[Chart and figure data]
/---

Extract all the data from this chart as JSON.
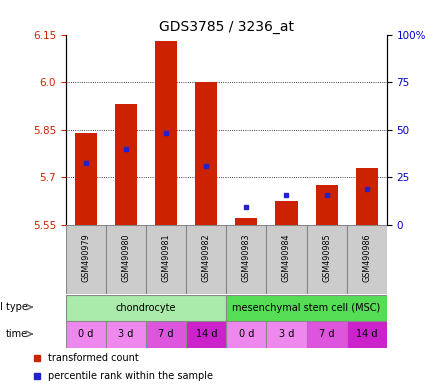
{
  "title": "GDS3785 / 3236_at",
  "samples": [
    "GSM490979",
    "GSM490980",
    "GSM490981",
    "GSM490982",
    "GSM490983",
    "GSM490984",
    "GSM490985",
    "GSM490986"
  ],
  "bar_bottoms": [
    5.55,
    5.55,
    5.55,
    5.55,
    5.55,
    5.55,
    5.55,
    5.55
  ],
  "bar_tops": [
    5.84,
    5.93,
    6.13,
    6.0,
    5.57,
    5.625,
    5.675,
    5.73
  ],
  "percentile_values": [
    5.745,
    5.79,
    5.84,
    5.735,
    5.605,
    5.645,
    5.645,
    5.662
  ],
  "ylim": [
    5.55,
    6.15
  ],
  "yticks_left": [
    5.55,
    5.7,
    5.85,
    6.0,
    6.15
  ],
  "yticks_right_vals": [
    5.55,
    5.7,
    5.85,
    6.0,
    6.15
  ],
  "yticks_right_labels": [
    "0",
    "25",
    "50",
    "75",
    "100%"
  ],
  "bar_color": "#cc2200",
  "percentile_color": "#2222cc",
  "cell_types": [
    {
      "label": "chondrocyte",
      "start": 0,
      "end": 4,
      "color": "#aaeaaa"
    },
    {
      "label": "mesenchymal stem cell (MSC)",
      "start": 4,
      "end": 8,
      "color": "#55dd55"
    }
  ],
  "times": [
    "0 d",
    "3 d",
    "7 d",
    "14 d",
    "0 d",
    "3 d",
    "7 d",
    "14 d"
  ],
  "time_colors": [
    "#ee88ee",
    "#ee88ee",
    "#dd55dd",
    "#cc22cc",
    "#ee88ee",
    "#ee88ee",
    "#dd55dd",
    "#cc22cc"
  ],
  "cell_type_label": "cell type",
  "time_label": "time",
  "legend_bar_label": "transformed count",
  "legend_pct_label": "percentile rank within the sample",
  "label_color_left": "#cc2200",
  "label_color_right": "#0000cc"
}
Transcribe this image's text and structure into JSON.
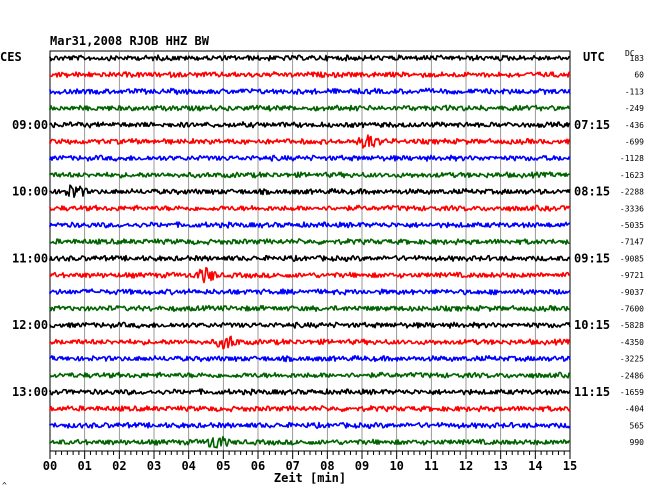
{
  "title": "Mar31,2008  RJOB HHZ BW",
  "left_axis_label": "CES",
  "right_axis_label": "UTC",
  "right_corner_label": "DC",
  "footer_mark": "^",
  "chart_data": {
    "type": "line",
    "title": "Mar31,2008  RJOB HHZ BW",
    "xlabel": "Zeit [min]",
    "xlim": [
      0,
      15
    ],
    "x_ticks": [
      "00",
      "01",
      "02",
      "03",
      "04",
      "05",
      "06",
      "07",
      "08",
      "09",
      "10",
      "11",
      "12",
      "13",
      "14",
      "15"
    ],
    "trace_count": 24,
    "trace_colors": [
      "#000000",
      "#ff0000",
      "#0000ff",
      "#006400"
    ],
    "left_time_labels": [
      {
        "trace": 4,
        "label": "09:00"
      },
      {
        "trace": 8,
        "label": "10:00"
      },
      {
        "trace": 12,
        "label": "11:00"
      },
      {
        "trace": 16,
        "label": "12:00"
      },
      {
        "trace": 20,
        "label": "13:00"
      }
    ],
    "right_time_labels": [
      {
        "trace": 4,
        "label": "07:15"
      },
      {
        "trace": 8,
        "label": "08:15"
      },
      {
        "trace": 12,
        "label": "09:15"
      },
      {
        "trace": 16,
        "label": "10:15"
      },
      {
        "trace": 20,
        "label": "11:15"
      }
    ],
    "dc_offsets": [
      "183",
      "60",
      "-113",
      "-249",
      "-436",
      "-699",
      "-1128",
      "-1623",
      "-2288",
      "-3336",
      "-5035",
      "-7147",
      "-9085",
      "-9721",
      "-9037",
      "-7600",
      "-5828",
      "-4350",
      "-3225",
      "-2486",
      "-1659",
      "-404",
      "565",
      "990"
    ],
    "events": [
      {
        "trace": 5,
        "minute": 9.2
      },
      {
        "trace": 8,
        "minute": 0.7
      },
      {
        "trace": 13,
        "minute": 4.5
      },
      {
        "trace": 17,
        "minute": 5.1
      },
      {
        "trace": 23,
        "minute": 4.8
      }
    ]
  }
}
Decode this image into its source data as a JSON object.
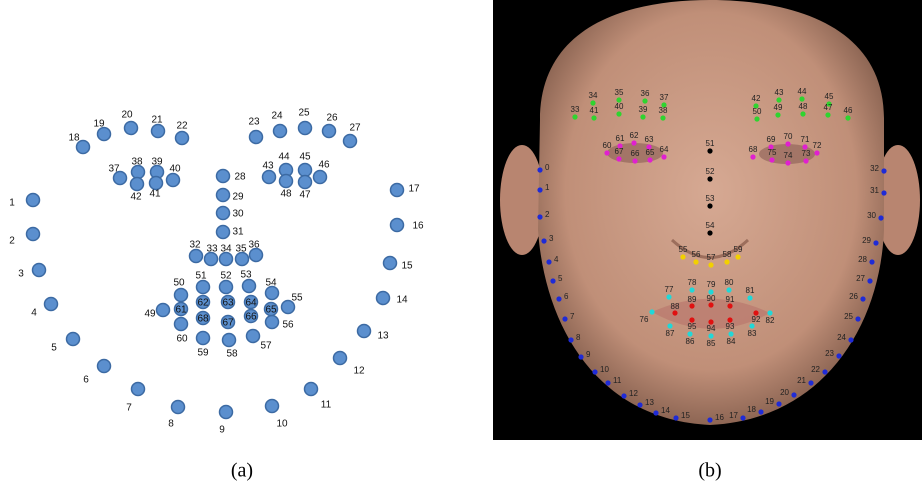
{
  "panel_a": {
    "landmarks": [
      1,
      2,
      3,
      4,
      5,
      6,
      7,
      8,
      9,
      10,
      11,
      12,
      13,
      14,
      15,
      16,
      17,
      18,
      19,
      20,
      21,
      22,
      23,
      24,
      25,
      26,
      27,
      28,
      29,
      30,
      31,
      32,
      33,
      34,
      35,
      36,
      37,
      38,
      39,
      40,
      41,
      42,
      43,
      44,
      45,
      46,
      47,
      48,
      49,
      50,
      51,
      52,
      53,
      54,
      55,
      56,
      57,
      58,
      59,
      60,
      61,
      62,
      63,
      64,
      65,
      66,
      67,
      68
    ],
    "caption": "(a)"
  },
  "panel_b": {
    "landmarks": [
      0,
      1,
      2,
      3,
      4,
      5,
      6,
      7,
      8,
      9,
      10,
      11,
      12,
      13,
      14,
      15,
      16,
      17,
      18,
      19,
      20,
      21,
      22,
      23,
      24,
      25,
      26,
      27,
      28,
      29,
      30,
      31,
      32,
      33,
      34,
      35,
      36,
      37,
      38,
      39,
      40,
      41,
      42,
      43,
      44,
      45,
      46,
      47,
      48,
      49,
      50,
      51,
      52,
      53,
      54,
      55,
      56,
      57,
      58,
      59,
      60,
      61,
      62,
      63,
      64,
      65,
      66,
      67,
      68,
      69,
      70,
      71,
      72,
      73,
      74,
      75,
      76,
      77,
      78,
      79,
      80,
      81,
      82,
      83,
      84,
      85,
      86,
      87,
      88,
      89,
      90,
      91,
      92,
      93,
      94,
      95
    ],
    "caption": "(b)"
  }
}
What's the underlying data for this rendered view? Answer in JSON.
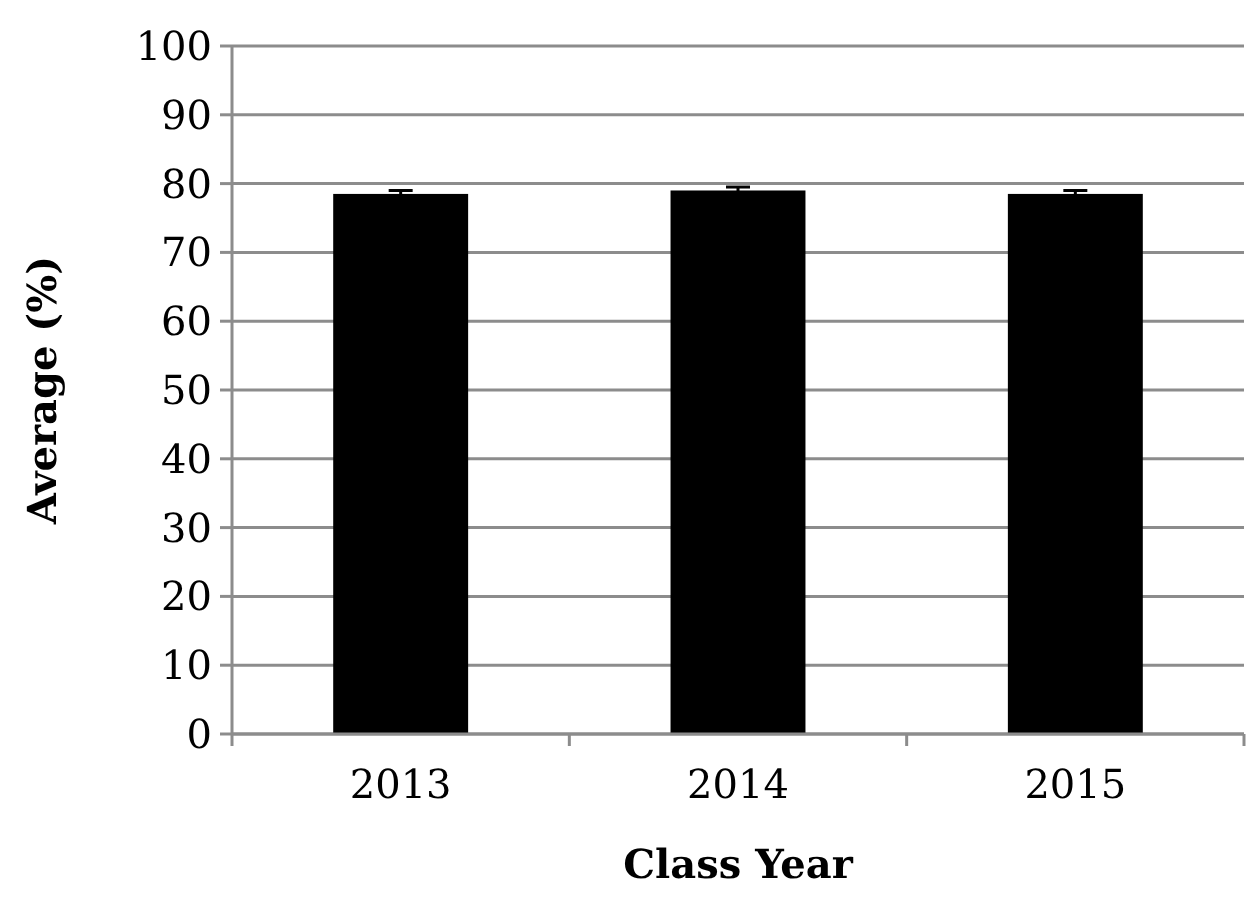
{
  "chart_data": {
    "type": "bar",
    "xlabel": "Class Year",
    "ylabel": "Average (%)",
    "categories": [
      "2013",
      "2014",
      "2015"
    ],
    "values": [
      78.5,
      79,
      78.5
    ],
    "errors": [
      0.5,
      0.5,
      0.5
    ],
    "color": "#000000",
    "ylim": [
      0,
      100
    ],
    "yticks": [
      0,
      10,
      20,
      30,
      40,
      50,
      60,
      70,
      80,
      90,
      100
    ],
    "grid": "y"
  }
}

\---

## [REQUIRED WORK]
Transcribe every entry word for word, but skip the pictures.

## [WRITTEN RESPONSE]
Extract all the data from this chart as JSON.
{
  "title": "GDS3785 / 3236_at",
  "samples": [
    "GSM490979",
    "GSM490980",
    "GSM490981",
    "GSM490982",
    "GSM490983",
    "GSM490984",
    "GSM490985",
    "GSM490986"
  ],
  "bar_bottoms": [
    5.55,
    5.55,
    5.55,
    5.55,
    5.55,
    5.55,
    5.55,
    5.55
  ],
  "bar_tops": [
    5.84,
    5.93,
    6.13,
    6.0,
    5.57,
    5.625,
    5.675,
    5.73
  ],
  "percentile_values": [
    5.745,
    5.79,
    5.84,
    5.735,
    5.605,
    5.645,
    5.645,
    5.662
  ],
  "ylim": [
    5.55,
    6.15
  ],
  "yticks_left": [
    5.55,
    5.7,
    5.85,
    6.0,
    6.15
  ],
  "yticks_right_vals": [
    5.55,
    5.7,
    5.85,
    6.0,
    6.15
  ],
  "yticks_right_labels": [
    "0",
    "25",
    "50",
    "75",
    "100%"
  ],
  "bar_color": "#cc2200",
  "percentile_color": "#2222cc",
  "cell_types": [
    {
      "label": "chondrocyte",
      "start": 0,
      "end": 4,
      "color": "#aaeaaa"
    },
    {
      "label": "mesenchymal stem cell (MSC)",
      "start": 4,
      "end": 8,
      "color": "#55dd55"
    }
  ],
  "times": [
    "0 d",
    "3 d",
    "7 d",
    "14 d",
    "0 d",
    "3 d",
    "7 d",
    "14 d"
  ],
  "time_colors": [
    "#ee88ee",
    "#ee88ee",
    "#dd55dd",
    "#cc22cc",
    "#ee88ee",
    "#ee88ee",
    "#dd55dd",
    "#cc22cc"
  ],
  "cell_type_label": "cell type",
  "time_label": "time",
  "legend_bar_label": "transformed count",
  "legend_pct_label": "percentile rank within the sample",
  "label_color_left": "#cc2200",
  "label_color_right": "#0000cc"
}
Transcribe this image's text and structure into JSON.
{
  "title": "Mar31,2008  RJOB HHZ BW",
  "left_axis_label": "CES",
  "right_axis_label": "UTC",
  "right_corner_label": "DC",
  "footer_mark": "^",
  "chart_data": {
    "type": "line",
    "title": "Mar31,2008  RJOB HHZ BW",
    "xlabel": "Zeit [min]",
    "xlim": [
      0,
      15
    ],
    "x_ticks": [
      "00",
      "01",
      "02",
      "03",
      "04",
      "05",
      "06",
      "07",
      "08",
      "09",
      "10",
      "11",
      "12",
      "13",
      "14",
      "15"
    ],
    "trace_count": 24,
    "trace_colors": [
      "#000000",
      "#ff0000",
      "#0000ff",
      "#006400"
    ],
    "left_time_labels": [
      {
        "trace": 4,
        "label": "09:00"
      },
      {
        "trace": 8,
        "label": "10:00"
      },
      {
        "trace": 12,
        "label": "11:00"
      },
      {
        "trace": 16,
        "label": "12:00"
      },
      {
        "trace": 20,
        "label": "13:00"
      }
    ],
    "right_time_labels": [
      {
        "trace": 4,
        "label": "07:15"
      },
      {
        "trace": 8,
        "label": "08:15"
      },
      {
        "trace": 12,
        "label": "09:15"
      },
      {
        "trace": 16,
        "label": "10:15"
      },
      {
        "trace": 20,
        "label": "11:15"
      }
    ],
    "dc_offsets": [
      "183",
      "60",
      "-113",
      "-249",
      "-436",
      "-699",
      "-1128",
      "-1623",
      "-2288",
      "-3336",
      "-5035",
      "-7147",
      "-9085",
      "-9721",
      "-9037",
      "-7600",
      "-5828",
      "-4350",
      "-3225",
      "-2486",
      "-1659",
      "-404",
      "565",
      "990"
    ],
    "events": [
      {
        "trace": 5,
        "minute": 9.2
      },
      {
        "trace": 8,
        "minute": 0.7
      },
      {
        "trace": 13,
        "minute": 4.5
      },
      {
        "trace": 17,
        "minute": 5.1
      },
      {
        "trace": 23,
        "minute": 4.8
      }
    ]
  }
}
Decode this image into its source data as a JSON object.
{
  "panel_a": {
    "landmarks": [
      1,
      2,
      3,
      4,
      5,
      6,
      7,
      8,
      9,
      10,
      11,
      12,
      13,
      14,
      15,
      16,
      17,
      18,
      19,
      20,
      21,
      22,
      23,
      24,
      25,
      26,
      27,
      28,
      29,
      30,
      31,
      32,
      33,
      34,
      35,
      36,
      37,
      38,
      39,
      40,
      41,
      42,
      43,
      44,
      45,
      46,
      47,
      48,
      49,
      50,
      51,
      52,
      53,
      54,
      55,
      56,
      57,
      58,
      59,
      60,
      61,
      62,
      63,
      64,
      65,
      66,
      67,
      68
    ],
    "caption": "(a)"
  },
  "panel_b": {
    "landmarks": [
      0,
      1,
      2,
      3,
      4,
      5,
      6,
      7,
      8,
      9,
      10,
      11,
      12,
      13,
      14,
      15,
      16,
      17,
      18,
      19,
      20,
      21,
      22,
      23,
      24,
      25,
      26,
      27,
      28,
      29,
      30,
      31,
      32,
      33,
      34,
      35,
      36,
      37,
      38,
      39,
      40,
      41,
      42,
      43,
      44,
      45,
      46,
      47,
      48,
      49,
      50,
      51,
      52,
      53,
      54,
      55,
      56,
      57,
      58,
      59,
      60,
      61,
      62,
      63,
      64,
      65,
      66,
      67,
      68,
      69,
      70,
      71,
      72,
      73,
      74,
      75,
      76,
      77,
      78,
      79,
      80,
      81,
      82,
      83,
      84,
      85,
      86,
      87,
      88,
      89,
      90,
      91,
      92,
      93,
      94,
      95
    ],
    "caption": "(b)"
  }
}
What's the underlying data for this rendered view? Answer in JSON.
{
  "chart_data": {
    "type": "bar",
    "xlabel": "Class Year",
    "ylabel": "Average (%)",
    "categories": [
      "2013",
      "2014",
      "2015"
    ],
    "values": [
      78.5,
      79,
      78.5
    ],
    "errors": [
      0.5,
      0.5,
      0.5
    ],
    "color": "#000000",
    "ylim": [
      0,
      100
    ],
    "yticks": [
      0,
      10,
      20,
      30,
      40,
      50,
      60,
      70,
      80,
      90,
      100
    ],
    "grid": "y"
  }
}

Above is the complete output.